Records shown:

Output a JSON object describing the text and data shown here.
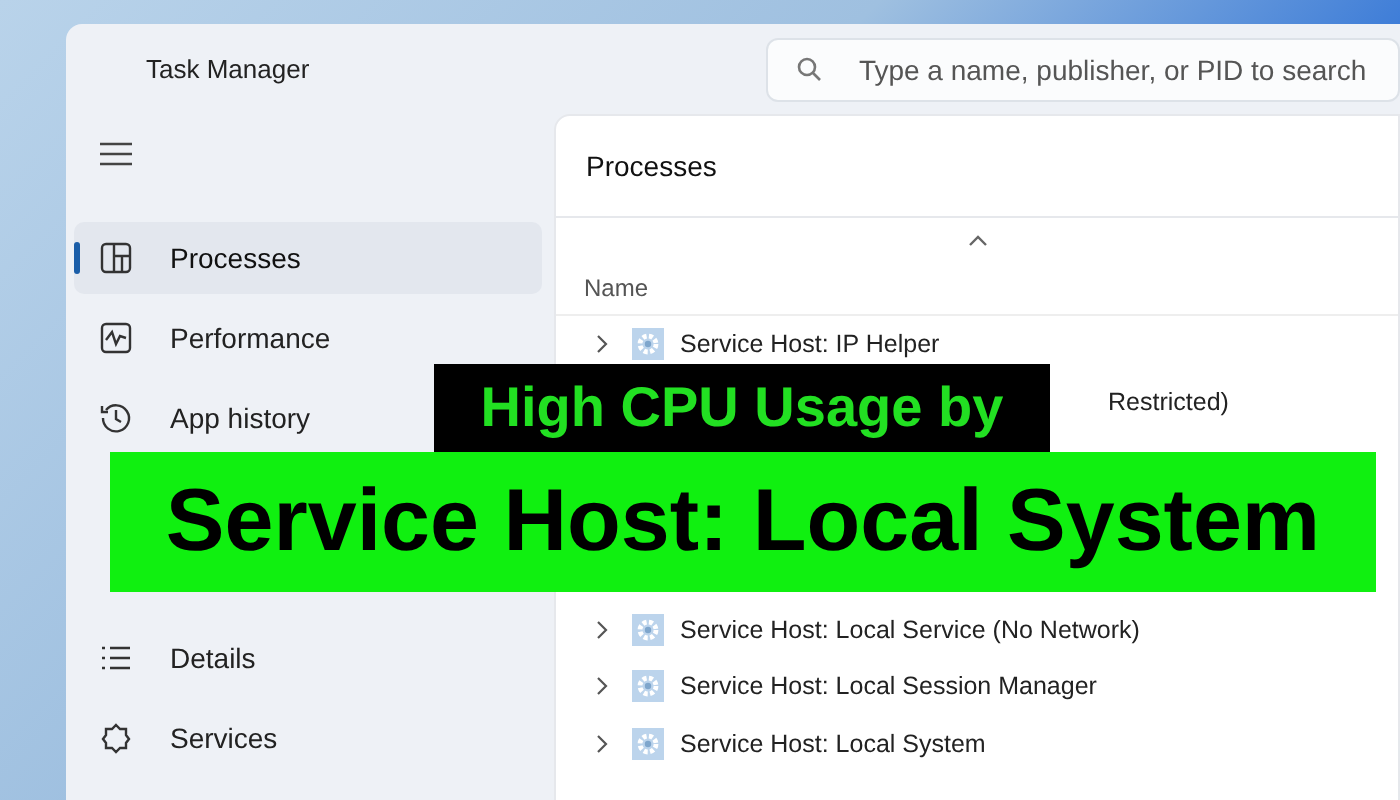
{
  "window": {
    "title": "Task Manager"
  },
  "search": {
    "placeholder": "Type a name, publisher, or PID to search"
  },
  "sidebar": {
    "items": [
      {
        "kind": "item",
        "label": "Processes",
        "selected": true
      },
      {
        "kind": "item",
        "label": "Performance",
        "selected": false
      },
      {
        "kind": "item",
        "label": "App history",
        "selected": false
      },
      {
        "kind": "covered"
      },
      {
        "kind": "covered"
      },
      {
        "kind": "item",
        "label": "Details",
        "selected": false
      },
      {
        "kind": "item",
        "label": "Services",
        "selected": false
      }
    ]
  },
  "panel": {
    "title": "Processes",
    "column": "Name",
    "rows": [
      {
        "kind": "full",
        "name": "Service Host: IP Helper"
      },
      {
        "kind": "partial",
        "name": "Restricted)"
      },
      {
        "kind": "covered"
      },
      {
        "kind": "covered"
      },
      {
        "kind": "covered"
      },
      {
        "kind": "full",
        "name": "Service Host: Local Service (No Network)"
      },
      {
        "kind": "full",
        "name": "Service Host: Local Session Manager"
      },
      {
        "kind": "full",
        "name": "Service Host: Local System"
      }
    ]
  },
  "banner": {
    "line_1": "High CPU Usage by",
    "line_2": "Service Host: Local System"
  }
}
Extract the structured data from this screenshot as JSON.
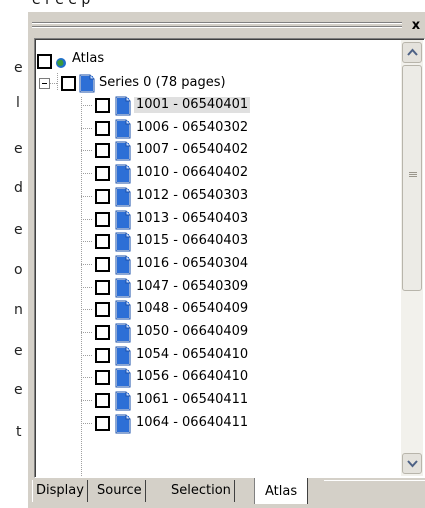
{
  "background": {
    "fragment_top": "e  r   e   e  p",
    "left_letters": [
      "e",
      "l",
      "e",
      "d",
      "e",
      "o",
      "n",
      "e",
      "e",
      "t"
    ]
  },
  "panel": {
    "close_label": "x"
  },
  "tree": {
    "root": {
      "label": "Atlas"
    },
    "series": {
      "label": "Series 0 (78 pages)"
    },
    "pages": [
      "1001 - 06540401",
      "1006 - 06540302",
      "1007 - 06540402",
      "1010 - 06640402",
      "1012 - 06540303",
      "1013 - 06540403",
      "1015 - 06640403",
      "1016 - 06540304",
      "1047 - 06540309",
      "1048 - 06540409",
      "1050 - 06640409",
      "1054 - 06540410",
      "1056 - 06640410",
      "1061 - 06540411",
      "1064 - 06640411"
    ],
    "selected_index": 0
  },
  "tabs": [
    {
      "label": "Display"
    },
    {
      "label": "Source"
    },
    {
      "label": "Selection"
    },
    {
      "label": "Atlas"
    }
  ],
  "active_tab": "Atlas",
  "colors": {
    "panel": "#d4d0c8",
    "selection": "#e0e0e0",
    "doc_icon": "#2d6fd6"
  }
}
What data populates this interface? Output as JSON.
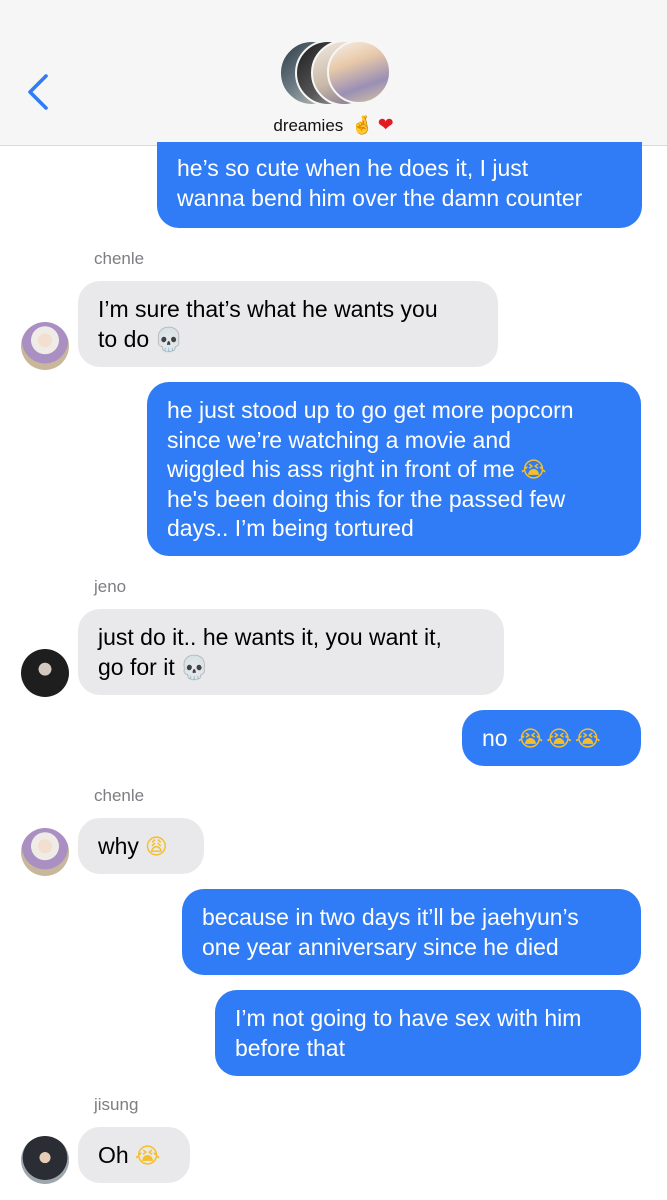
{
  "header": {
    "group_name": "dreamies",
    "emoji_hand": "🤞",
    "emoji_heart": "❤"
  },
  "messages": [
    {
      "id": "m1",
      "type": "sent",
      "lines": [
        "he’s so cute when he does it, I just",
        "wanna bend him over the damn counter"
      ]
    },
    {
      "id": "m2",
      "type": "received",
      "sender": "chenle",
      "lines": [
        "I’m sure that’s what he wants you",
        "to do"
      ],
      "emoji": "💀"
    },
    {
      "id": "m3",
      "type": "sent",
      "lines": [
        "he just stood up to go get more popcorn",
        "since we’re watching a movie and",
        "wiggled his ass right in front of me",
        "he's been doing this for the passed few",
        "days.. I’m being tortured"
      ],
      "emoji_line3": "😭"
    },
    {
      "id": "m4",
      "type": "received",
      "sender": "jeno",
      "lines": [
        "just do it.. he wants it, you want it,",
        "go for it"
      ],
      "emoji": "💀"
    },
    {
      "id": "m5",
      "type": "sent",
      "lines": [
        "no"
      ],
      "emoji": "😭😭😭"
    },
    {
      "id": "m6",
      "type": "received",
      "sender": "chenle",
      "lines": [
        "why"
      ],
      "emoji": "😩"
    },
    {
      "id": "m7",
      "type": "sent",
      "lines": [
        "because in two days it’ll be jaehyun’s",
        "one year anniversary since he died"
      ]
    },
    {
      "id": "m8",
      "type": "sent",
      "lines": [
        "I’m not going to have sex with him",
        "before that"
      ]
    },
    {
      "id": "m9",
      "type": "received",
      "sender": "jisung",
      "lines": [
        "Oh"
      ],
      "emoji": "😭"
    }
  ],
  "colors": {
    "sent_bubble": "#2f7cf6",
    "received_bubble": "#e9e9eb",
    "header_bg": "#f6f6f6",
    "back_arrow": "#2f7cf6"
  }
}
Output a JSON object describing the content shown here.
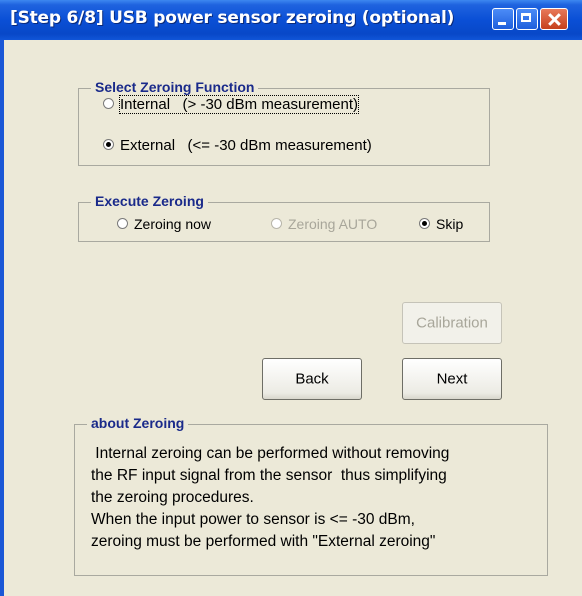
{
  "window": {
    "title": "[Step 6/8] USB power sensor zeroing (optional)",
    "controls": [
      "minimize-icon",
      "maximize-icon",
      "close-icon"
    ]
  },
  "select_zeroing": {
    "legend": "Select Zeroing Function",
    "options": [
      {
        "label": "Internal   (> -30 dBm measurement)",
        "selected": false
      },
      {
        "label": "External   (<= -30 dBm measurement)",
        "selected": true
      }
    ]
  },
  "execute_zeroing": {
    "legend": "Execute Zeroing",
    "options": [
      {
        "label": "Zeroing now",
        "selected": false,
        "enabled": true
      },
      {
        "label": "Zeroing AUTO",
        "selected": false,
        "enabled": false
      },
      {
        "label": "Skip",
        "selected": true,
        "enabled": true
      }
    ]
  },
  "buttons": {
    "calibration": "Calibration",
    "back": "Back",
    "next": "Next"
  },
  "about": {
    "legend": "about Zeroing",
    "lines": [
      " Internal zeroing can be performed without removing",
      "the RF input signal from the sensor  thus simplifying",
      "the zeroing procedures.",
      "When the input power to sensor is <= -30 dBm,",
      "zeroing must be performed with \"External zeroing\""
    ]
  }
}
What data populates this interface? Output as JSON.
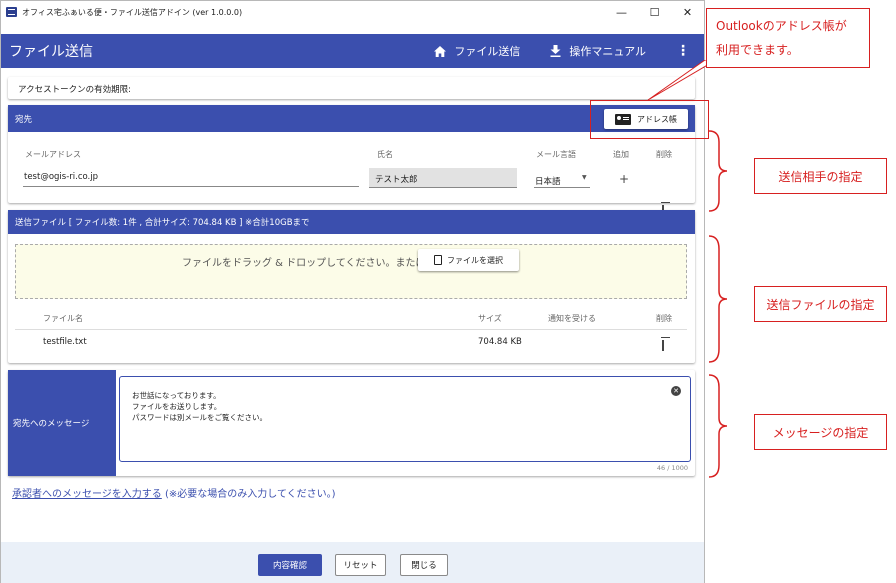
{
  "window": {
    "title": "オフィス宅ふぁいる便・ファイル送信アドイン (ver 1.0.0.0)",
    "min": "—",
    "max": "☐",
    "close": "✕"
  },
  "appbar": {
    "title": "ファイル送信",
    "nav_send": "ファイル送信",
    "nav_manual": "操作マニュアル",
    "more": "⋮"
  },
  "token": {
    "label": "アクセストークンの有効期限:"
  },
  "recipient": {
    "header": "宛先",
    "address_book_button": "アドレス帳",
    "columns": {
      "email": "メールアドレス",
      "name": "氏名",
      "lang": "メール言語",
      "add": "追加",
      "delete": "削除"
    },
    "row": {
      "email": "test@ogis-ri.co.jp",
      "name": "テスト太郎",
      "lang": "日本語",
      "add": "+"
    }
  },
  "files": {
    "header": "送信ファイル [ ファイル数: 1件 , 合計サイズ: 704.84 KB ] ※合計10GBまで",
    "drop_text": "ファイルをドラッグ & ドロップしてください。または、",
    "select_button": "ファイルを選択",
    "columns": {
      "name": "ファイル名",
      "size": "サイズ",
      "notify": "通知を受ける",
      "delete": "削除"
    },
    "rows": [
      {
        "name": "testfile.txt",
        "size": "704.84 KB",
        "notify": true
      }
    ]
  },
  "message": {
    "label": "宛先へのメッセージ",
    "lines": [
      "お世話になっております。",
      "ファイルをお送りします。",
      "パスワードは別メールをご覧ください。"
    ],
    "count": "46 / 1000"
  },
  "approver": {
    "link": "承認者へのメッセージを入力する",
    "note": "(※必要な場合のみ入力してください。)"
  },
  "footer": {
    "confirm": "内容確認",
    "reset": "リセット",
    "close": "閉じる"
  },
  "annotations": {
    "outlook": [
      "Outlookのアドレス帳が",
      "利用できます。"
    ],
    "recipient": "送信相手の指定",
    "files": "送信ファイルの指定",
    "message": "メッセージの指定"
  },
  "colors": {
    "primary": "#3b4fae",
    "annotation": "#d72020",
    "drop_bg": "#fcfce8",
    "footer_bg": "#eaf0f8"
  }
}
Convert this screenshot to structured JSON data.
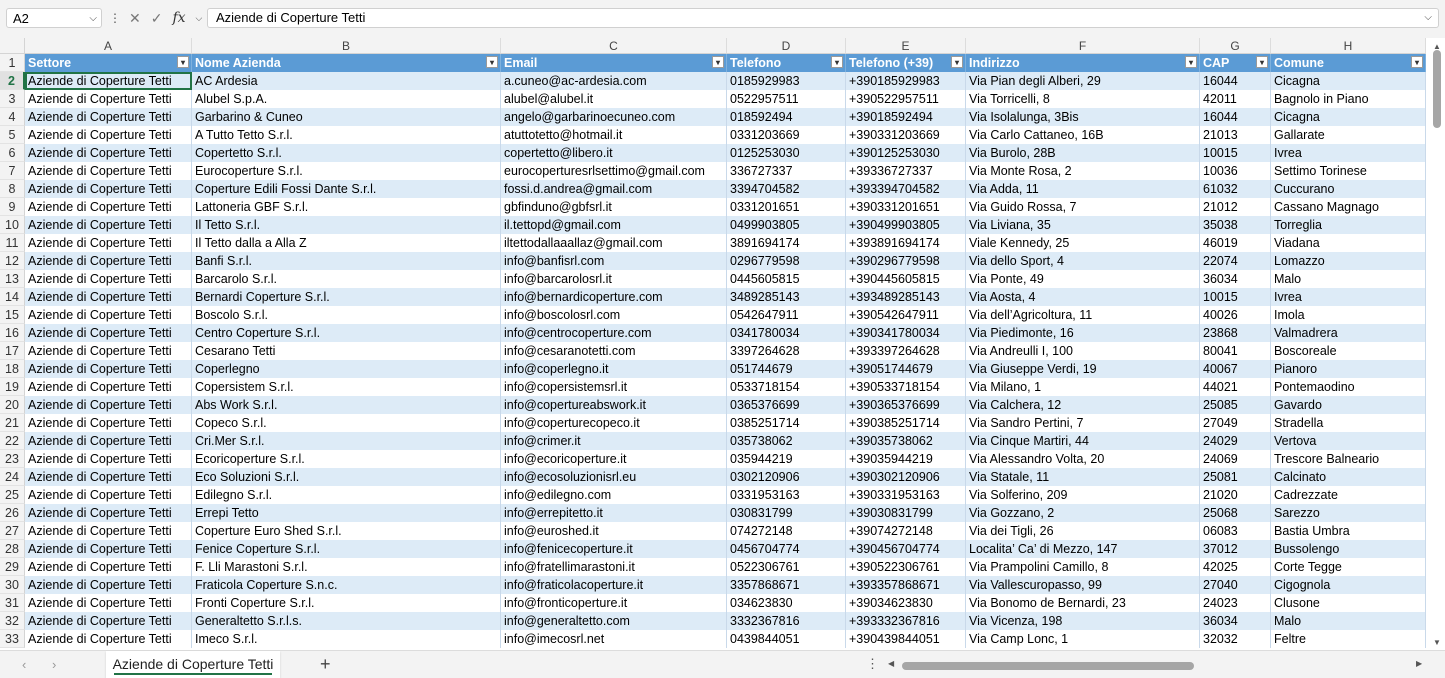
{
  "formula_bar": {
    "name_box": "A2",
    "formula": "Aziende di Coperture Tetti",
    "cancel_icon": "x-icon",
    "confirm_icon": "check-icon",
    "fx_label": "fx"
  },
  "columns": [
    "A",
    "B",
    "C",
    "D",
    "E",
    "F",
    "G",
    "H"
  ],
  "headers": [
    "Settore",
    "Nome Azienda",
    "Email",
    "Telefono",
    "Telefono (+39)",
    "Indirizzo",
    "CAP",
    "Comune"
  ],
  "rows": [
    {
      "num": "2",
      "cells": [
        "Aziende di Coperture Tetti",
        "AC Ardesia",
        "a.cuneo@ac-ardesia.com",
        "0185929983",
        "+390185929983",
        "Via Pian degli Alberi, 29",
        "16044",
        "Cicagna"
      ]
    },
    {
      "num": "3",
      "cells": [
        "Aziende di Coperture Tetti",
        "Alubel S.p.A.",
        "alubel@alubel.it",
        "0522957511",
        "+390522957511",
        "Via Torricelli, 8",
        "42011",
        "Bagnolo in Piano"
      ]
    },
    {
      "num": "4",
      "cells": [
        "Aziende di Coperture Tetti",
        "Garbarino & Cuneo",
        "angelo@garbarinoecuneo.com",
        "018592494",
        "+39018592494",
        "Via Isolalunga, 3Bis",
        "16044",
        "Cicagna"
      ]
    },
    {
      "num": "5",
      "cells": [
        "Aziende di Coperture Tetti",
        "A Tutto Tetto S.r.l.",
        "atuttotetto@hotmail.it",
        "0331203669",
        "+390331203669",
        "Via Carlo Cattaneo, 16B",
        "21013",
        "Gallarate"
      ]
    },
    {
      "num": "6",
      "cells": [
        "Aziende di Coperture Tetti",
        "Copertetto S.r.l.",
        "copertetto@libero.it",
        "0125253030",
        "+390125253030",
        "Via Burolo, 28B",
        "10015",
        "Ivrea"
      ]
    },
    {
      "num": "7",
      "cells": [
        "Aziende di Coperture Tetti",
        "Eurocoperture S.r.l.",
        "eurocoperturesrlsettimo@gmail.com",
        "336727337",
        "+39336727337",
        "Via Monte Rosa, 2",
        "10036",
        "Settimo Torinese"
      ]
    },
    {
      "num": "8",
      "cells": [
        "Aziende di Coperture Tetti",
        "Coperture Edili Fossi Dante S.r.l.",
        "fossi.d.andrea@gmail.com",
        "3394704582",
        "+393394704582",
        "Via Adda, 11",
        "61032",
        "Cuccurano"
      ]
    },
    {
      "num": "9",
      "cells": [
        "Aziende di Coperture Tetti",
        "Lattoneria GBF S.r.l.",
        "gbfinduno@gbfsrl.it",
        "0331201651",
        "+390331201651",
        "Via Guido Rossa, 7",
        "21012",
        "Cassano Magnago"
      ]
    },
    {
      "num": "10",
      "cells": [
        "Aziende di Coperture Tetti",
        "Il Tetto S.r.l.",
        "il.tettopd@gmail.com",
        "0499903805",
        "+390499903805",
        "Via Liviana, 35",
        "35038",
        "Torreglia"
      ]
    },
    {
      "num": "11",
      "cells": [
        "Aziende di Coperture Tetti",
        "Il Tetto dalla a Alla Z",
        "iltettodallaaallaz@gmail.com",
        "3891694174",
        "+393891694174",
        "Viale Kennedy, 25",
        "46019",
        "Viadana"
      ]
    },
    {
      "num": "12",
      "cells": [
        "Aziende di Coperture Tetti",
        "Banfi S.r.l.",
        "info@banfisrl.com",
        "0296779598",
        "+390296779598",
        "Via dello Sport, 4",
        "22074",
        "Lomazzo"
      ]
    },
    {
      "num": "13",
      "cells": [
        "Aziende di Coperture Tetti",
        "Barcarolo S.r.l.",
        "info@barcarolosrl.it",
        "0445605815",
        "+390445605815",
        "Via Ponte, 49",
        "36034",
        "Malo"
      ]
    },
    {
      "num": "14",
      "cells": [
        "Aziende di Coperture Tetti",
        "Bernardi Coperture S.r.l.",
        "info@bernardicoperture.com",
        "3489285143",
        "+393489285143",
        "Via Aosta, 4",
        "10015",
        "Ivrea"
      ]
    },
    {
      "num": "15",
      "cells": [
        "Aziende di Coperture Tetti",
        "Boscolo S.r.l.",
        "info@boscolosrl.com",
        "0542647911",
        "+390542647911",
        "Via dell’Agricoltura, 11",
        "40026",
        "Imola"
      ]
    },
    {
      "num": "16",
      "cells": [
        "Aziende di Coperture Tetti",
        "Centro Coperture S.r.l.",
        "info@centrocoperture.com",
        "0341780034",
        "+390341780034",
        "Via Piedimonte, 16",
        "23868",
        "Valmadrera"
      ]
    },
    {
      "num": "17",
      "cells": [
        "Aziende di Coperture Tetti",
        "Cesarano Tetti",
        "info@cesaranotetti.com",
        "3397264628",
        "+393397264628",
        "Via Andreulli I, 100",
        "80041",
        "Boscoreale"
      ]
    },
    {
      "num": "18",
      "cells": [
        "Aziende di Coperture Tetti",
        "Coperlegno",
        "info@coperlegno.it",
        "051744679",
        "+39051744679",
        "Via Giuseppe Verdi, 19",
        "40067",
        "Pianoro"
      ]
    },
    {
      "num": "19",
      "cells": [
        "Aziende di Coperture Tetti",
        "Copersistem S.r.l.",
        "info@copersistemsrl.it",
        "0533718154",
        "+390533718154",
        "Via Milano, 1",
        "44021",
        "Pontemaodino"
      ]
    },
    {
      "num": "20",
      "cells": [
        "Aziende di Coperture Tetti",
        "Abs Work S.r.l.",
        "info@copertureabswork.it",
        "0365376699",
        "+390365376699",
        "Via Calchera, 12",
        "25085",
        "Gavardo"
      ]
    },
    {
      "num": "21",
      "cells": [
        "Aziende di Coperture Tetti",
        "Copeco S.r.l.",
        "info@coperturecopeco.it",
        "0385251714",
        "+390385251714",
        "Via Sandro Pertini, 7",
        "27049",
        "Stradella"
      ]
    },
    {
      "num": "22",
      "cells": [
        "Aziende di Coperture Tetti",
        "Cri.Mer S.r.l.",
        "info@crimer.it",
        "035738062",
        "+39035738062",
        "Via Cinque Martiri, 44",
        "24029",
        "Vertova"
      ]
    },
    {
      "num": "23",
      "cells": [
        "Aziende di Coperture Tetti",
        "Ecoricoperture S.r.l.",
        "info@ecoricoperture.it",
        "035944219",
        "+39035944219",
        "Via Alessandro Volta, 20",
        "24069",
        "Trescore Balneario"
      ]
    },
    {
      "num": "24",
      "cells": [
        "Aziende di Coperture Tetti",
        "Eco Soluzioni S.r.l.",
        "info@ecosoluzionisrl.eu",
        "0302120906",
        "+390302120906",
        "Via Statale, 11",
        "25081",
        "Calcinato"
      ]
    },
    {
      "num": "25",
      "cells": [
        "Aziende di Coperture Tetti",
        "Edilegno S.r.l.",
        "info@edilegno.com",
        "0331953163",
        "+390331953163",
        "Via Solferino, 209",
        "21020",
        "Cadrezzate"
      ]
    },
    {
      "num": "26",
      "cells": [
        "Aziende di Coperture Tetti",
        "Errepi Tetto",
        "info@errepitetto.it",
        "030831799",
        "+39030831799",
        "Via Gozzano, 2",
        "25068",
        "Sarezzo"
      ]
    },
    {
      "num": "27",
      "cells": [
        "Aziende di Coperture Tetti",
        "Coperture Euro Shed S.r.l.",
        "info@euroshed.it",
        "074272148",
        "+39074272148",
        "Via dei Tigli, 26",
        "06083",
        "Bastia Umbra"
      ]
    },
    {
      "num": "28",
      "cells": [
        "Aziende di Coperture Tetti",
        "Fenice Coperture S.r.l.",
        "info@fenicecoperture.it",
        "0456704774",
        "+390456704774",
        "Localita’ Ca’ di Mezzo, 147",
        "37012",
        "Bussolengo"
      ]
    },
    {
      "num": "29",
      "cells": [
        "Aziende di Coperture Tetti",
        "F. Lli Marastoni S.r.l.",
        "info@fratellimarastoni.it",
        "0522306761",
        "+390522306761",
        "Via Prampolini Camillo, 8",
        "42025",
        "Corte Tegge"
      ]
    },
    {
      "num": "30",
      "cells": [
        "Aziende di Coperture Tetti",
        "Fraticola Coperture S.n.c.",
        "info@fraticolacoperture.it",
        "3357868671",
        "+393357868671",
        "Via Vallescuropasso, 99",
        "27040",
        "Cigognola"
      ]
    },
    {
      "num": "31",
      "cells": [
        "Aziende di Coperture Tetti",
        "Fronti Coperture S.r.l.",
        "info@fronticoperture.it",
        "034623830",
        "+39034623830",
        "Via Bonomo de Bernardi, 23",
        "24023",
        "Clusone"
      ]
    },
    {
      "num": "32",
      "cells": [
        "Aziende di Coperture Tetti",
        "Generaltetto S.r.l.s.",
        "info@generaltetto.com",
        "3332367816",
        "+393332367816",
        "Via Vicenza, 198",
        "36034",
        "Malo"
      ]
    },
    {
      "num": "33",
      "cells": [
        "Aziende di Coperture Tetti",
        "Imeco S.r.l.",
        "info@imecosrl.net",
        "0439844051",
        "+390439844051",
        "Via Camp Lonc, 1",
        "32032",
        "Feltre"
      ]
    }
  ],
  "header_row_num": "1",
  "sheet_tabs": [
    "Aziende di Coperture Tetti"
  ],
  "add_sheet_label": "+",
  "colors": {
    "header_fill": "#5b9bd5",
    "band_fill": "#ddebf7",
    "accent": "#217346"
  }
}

Task instructions:
Copy out every line with the word "gmail".

Reply to the task:
        "eurocoperturesrlsettimo@gmail.com",
        "fossi.d.andrea@gmail.com",
        "il.tettopd@gmail.com",
        "iltettodallaaallaz@gmail.com",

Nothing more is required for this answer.